Can you retype the DLBCL abstract word for word, between "Keyword(s): CNS, CNS" and "between different risk groups.", inclusive?

──────── SELECTED PASSAGE ────────

Keyword(s): CNS, CNS lymphoma, DLBCL, Methotrexate
Abstract: EP512
Type: E-Poster Presentation
Session title: Aggressive Non-Hodgkin lymphoma - Clinical
Background
Central nervous system (CNS) relapse occurs in 2-10% of DLBCL patients but carries a poor prognosis. Prophylactic intravenous high-dose methotrexate (HD-MTX) is recommended for patients with risk factors of CNS relapse, which requires hospital admission and increases the risk of treatment-related toxicity. However, there is limited evidence to guide whether it should be intercalated between cycles or given at the end of induction chemotherapy (EOI), and whether the optimal dosage of MTX is different between different risk groups.
Aims
To compare the toxicity and preventive efficacy on CNS relapse of intercalated HD-MTX with EOI delivery, and explore the optimal dosage of MTX for patients of different risk groups.
Methods
We conducted a retrospective analysis of 275 DLBCL patients from Sun Yat-sen University Cancer Center who received prophylactic HD-MTX with either intercalated (n=218) or EOI HD-MTX (n=57). We stratified the patients into two risk groups: patients with CNS-IPI 4-6, and/or testis involvement, and/or double hit lymphoma in the high risk group, and others in the low-intermediate risk group. Multivariable analyses (MVA) of risk factors for toxicity and delays were performed. The log-rank test and χ2 test was applied to determine factors associated with CNS relapse, progression-free survival (PFS), and overall survival (OS).

──────── EXTRACTED MATERIAL ────────

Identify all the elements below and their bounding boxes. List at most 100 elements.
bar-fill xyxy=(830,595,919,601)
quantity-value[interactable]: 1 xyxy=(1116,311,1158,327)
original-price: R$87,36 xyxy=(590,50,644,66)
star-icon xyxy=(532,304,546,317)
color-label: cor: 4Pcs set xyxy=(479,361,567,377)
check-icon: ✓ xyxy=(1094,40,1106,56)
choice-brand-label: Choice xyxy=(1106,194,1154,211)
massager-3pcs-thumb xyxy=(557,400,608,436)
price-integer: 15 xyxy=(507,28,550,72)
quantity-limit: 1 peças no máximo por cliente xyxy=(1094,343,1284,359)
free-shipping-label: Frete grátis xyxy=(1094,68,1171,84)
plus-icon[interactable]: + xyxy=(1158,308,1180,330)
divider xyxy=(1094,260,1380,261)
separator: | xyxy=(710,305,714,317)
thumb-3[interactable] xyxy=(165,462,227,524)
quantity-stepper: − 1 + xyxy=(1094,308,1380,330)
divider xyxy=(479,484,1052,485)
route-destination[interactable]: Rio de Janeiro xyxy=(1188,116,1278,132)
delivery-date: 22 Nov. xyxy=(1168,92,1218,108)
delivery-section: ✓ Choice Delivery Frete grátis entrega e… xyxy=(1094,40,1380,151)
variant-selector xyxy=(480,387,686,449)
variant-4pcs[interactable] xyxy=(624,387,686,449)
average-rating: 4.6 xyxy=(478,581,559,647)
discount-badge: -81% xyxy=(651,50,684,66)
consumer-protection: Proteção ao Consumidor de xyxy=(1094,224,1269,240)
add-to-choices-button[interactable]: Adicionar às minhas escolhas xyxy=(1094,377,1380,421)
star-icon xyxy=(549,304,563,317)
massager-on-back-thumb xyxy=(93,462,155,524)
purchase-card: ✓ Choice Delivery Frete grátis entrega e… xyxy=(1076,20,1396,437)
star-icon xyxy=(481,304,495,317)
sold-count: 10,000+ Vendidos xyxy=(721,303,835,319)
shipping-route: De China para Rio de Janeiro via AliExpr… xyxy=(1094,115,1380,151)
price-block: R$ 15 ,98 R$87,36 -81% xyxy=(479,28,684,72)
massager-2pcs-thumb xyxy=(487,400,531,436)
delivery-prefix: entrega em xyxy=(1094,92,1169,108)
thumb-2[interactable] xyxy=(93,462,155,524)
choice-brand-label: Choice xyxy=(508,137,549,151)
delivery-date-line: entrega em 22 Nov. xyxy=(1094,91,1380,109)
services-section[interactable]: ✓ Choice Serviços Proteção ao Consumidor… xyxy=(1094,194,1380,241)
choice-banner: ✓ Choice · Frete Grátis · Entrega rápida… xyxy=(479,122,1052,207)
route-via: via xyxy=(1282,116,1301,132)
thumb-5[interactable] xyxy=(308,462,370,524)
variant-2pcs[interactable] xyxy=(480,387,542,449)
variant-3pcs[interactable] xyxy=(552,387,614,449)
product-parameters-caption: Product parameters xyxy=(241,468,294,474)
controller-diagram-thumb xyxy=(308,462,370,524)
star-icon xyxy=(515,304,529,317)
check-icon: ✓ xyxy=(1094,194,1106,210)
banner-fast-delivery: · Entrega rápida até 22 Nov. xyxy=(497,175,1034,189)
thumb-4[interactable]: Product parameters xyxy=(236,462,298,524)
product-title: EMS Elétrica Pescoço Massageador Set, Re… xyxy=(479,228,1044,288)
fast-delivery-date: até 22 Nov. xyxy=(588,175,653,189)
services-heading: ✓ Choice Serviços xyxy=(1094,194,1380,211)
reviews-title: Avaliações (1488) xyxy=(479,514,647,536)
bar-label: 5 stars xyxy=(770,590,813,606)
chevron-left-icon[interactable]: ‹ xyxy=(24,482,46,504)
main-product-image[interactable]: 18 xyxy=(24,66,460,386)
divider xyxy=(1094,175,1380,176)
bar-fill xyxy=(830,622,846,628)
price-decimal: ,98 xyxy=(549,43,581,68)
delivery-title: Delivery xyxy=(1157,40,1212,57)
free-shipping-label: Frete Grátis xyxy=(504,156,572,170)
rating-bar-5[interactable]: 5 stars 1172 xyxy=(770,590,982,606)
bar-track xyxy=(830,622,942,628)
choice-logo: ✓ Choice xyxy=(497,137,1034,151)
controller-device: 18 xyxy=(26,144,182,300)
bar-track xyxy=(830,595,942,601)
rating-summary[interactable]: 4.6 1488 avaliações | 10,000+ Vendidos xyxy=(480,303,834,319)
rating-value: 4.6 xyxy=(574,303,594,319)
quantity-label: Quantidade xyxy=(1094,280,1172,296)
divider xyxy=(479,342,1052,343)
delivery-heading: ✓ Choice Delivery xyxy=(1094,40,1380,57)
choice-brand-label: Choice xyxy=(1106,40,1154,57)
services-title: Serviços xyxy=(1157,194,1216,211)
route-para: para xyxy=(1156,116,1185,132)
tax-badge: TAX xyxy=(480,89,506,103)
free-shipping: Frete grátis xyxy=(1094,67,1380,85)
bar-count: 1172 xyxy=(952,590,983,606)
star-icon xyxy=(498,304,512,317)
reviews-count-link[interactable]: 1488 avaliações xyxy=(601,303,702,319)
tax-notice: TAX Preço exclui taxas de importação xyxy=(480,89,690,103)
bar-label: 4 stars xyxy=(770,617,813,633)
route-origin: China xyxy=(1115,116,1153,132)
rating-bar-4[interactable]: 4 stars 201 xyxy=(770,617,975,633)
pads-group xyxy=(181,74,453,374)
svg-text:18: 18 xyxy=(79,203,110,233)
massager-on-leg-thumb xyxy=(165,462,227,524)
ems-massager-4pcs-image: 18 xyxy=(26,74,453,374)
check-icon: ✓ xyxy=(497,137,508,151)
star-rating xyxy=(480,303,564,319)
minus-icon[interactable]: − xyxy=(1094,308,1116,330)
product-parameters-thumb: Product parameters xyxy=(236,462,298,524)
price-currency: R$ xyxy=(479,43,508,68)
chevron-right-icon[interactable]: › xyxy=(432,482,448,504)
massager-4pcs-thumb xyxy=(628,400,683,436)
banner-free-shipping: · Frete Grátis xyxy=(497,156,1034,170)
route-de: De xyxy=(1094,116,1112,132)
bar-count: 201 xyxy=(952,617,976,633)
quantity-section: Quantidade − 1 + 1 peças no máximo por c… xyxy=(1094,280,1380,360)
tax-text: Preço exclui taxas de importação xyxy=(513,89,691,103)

────────

§ **TASK RESULT**
Keyword(s): CNS, CNS lymphoma, DLBCL, Methotrexate
Abstract: EP512
Type: E-Poster Presentation
Session title: Aggressive Non-Hodgkin lymphoma - Clinical
Background
Central nervous system (CNS) relapse occurs in 2-10% of DLBCL patients but carries a poor prognosis. Prophylactic intravenous high-dose methotrexate (HD-MTX) is recommended for patients with risk factors of CNS relapse, which requires hospital admission and increases the risk of treatment-related toxicity. However, there is limited evidence to guide whether it should be intercalated between cycles or given at the end of induction chemotherapy (EOI), and whether the optimal dosage of MTX is different between different risk groups.